#### [EXERCISE MATERIAL]
***
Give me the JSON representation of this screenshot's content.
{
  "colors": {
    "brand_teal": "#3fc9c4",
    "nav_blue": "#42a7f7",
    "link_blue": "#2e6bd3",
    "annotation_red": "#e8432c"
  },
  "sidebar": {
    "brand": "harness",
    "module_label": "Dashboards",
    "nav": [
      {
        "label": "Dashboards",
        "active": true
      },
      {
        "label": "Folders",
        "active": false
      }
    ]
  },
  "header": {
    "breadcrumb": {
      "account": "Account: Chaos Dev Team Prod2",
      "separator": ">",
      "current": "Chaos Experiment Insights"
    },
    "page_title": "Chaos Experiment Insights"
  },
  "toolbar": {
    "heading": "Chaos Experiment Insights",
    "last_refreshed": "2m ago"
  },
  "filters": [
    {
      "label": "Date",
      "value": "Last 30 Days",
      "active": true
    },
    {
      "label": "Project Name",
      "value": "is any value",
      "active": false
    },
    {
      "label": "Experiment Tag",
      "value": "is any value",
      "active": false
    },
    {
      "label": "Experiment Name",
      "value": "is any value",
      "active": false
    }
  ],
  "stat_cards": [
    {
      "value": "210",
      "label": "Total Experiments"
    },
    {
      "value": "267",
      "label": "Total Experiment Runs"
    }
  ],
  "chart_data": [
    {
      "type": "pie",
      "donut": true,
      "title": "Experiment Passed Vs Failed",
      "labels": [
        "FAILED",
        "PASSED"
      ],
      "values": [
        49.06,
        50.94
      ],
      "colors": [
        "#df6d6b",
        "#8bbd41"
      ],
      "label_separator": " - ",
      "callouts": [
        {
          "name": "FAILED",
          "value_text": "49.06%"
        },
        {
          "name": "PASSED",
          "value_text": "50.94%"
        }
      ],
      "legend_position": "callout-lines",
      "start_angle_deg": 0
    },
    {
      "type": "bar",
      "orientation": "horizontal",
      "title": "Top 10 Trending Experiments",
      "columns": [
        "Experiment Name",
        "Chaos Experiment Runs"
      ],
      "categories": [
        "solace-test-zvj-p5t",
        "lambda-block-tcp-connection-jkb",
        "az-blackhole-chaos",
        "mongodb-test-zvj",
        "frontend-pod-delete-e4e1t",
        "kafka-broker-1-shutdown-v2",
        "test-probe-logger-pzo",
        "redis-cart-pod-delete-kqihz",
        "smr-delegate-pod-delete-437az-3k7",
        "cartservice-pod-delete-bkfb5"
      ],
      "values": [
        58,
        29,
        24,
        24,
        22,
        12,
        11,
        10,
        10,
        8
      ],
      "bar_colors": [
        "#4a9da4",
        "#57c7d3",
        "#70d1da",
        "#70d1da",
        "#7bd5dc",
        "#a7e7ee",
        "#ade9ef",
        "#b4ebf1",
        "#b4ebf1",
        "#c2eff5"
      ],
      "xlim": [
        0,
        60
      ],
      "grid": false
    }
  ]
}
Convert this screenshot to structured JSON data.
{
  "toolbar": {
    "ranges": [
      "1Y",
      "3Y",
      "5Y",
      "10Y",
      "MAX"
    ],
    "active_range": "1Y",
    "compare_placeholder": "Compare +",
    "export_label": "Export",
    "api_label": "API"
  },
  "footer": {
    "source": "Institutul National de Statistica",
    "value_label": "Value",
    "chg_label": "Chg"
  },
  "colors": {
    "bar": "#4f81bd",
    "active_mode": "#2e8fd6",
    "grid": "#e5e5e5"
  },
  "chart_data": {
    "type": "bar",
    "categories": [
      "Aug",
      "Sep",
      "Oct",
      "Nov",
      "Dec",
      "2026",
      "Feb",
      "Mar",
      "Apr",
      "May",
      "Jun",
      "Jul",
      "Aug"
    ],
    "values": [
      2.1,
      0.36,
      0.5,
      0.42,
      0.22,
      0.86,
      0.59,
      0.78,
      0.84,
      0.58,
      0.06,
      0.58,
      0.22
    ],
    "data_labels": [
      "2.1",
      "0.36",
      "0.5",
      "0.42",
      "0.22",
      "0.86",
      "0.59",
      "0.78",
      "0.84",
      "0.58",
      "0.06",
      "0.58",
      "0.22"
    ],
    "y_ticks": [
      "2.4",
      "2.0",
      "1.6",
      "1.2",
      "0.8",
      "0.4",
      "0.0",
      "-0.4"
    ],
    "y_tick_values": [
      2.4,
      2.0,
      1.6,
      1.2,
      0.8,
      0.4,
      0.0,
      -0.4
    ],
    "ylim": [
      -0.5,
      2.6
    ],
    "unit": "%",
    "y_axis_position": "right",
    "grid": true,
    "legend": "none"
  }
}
***
#### [EXERCISE REQUIREMENTS]
Print every entry exactly as written.

#### [WORKED SOLUTION]
Give me the JSON representation of this screenshot's content.
{
  "colors": {
    "brand_teal": "#3fc9c4",
    "nav_blue": "#42a7f7",
    "link_blue": "#2e6bd3",
    "annotation_red": "#e8432c"
  },
  "sidebar": {
    "brand": "harness",
    "module_label": "Dashboards",
    "nav": [
      {
        "label": "Dashboards",
        "active": true
      },
      {
        "label": "Folders",
        "active": false
      }
    ]
  },
  "header": {
    "breadcrumb": {
      "account": "Account: Chaos Dev Team Prod2",
      "separator": ">",
      "current": "Chaos Experiment Insights"
    },
    "page_title": "Chaos Experiment Insights"
  },
  "toolbar": {
    "heading": "Chaos Experiment Insights",
    "last_refreshed": "2m ago"
  },
  "filters": [
    {
      "label": "Date",
      "value": "Last 30 Days",
      "active": true
    },
    {
      "label": "Project Name",
      "value": "is any value",
      "active": false
    },
    {
      "label": "Experiment Tag",
      "value": "is any value",
      "active": false
    },
    {
      "label": "Experiment Name",
      "value": "is any value",
      "active": false
    }
  ],
  "stat_cards": [
    {
      "value": "210",
      "label": "Total Experiments"
    },
    {
      "value": "267",
      "label": "Total Experiment Runs"
    }
  ],
  "chart_data": [
    {
      "type": "pie",
      "donut": true,
      "title": "Experiment Passed Vs Failed",
      "labels": [
        "FAILED",
        "PASSED"
      ],
      "values": [
        49.06,
        50.94
      ],
      "colors": [
        "#df6d6b",
        "#8bbd41"
      ],
      "label_separator": " - ",
      "callouts": [
        {
          "name": "FAILED",
          "value_text": "49.06%"
        },
        {
          "name": "PASSED",
          "value_text": "50.94%"
        }
      ],
      "legend_position": "callout-lines",
      "start_angle_deg": 0
    },
    {
      "type": "bar",
      "orientation": "horizontal",
      "title": "Top 10 Trending Experiments",
      "columns": [
        "Experiment Name",
        "Chaos Experiment Runs"
      ],
      "categories": [
        "solace-test-zvj-p5t",
        "lambda-block-tcp-connection-jkb",
        "az-blackhole-chaos",
        "mongodb-test-zvj",
        "frontend-pod-delete-e4e1t",
        "kafka-broker-1-shutdown-v2",
        "test-probe-logger-pzo",
        "redis-cart-pod-delete-kqihz",
        "smr-delegate-pod-delete-437az-3k7",
        "cartservice-pod-delete-bkfb5"
      ],
      "values": [
        58,
        29,
        24,
        24,
        22,
        12,
        11,
        10,
        10,
        8
      ],
      "bar_colors": [
        "#4a9da4",
        "#57c7d3",
        "#70d1da",
        "#70d1da",
        "#7bd5dc",
        "#a7e7ee",
        "#ade9ef",
        "#b4ebf1",
        "#b4ebf1",
        "#c2eff5"
      ],
      "xlim": [
        0,
        60
      ],
      "grid": false
    }
  ]
}
Convert this screenshot to structured JSON data.
{
  "toolbar": {
    "ranges": [
      "1Y",
      "3Y",
      "5Y",
      "10Y",
      "MAX"
    ],
    "active_range": "1Y",
    "compare_placeholder": "Compare +",
    "export_label": "Export",
    "api_label": "API"
  },
  "footer": {
    "source": "Institutul National de Statistica",
    "value_label": "Value",
    "chg_label": "Chg"
  },
  "colors": {
    "bar": "#4f81bd",
    "active_mode": "#2e8fd6",
    "grid": "#e5e5e5"
  },
  "chart_data": {
    "type": "bar",
    "categories": [
      "Aug",
      "Sep",
      "Oct",
      "Nov",
      "Dec",
      "2026",
      "Feb",
      "Mar",
      "Apr",
      "May",
      "Jun",
      "Jul",
      "Aug"
    ],
    "values": [
      2.1,
      0.36,
      0.5,
      0.42,
      0.22,
      0.86,
      0.59,
      0.78,
      0.84,
      0.58,
      0.06,
      0.58,
      0.22
    ],
    "data_labels": [
      "2.1",
      "0.36",
      "0.5",
      "0.42",
      "0.22",
      "0.86",
      "0.59",
      "0.78",
      "0.84",
      "0.58",
      "0.06",
      "0.58",
      "0.22"
    ],
    "y_ticks": [
      "2.4",
      "2.0",
      "1.6",
      "1.2",
      "0.8",
      "0.4",
      "0.0",
      "-0.4"
    ],
    "y_tick_values": [
      2.4,
      2.0,
      1.6,
      1.2,
      0.8,
      0.4,
      0.0,
      -0.4
    ],
    "ylim": [
      -0.5,
      2.6
    ],
    "unit": "%",
    "y_axis_position": "right",
    "grid": true,
    "legend": "none"
  }
}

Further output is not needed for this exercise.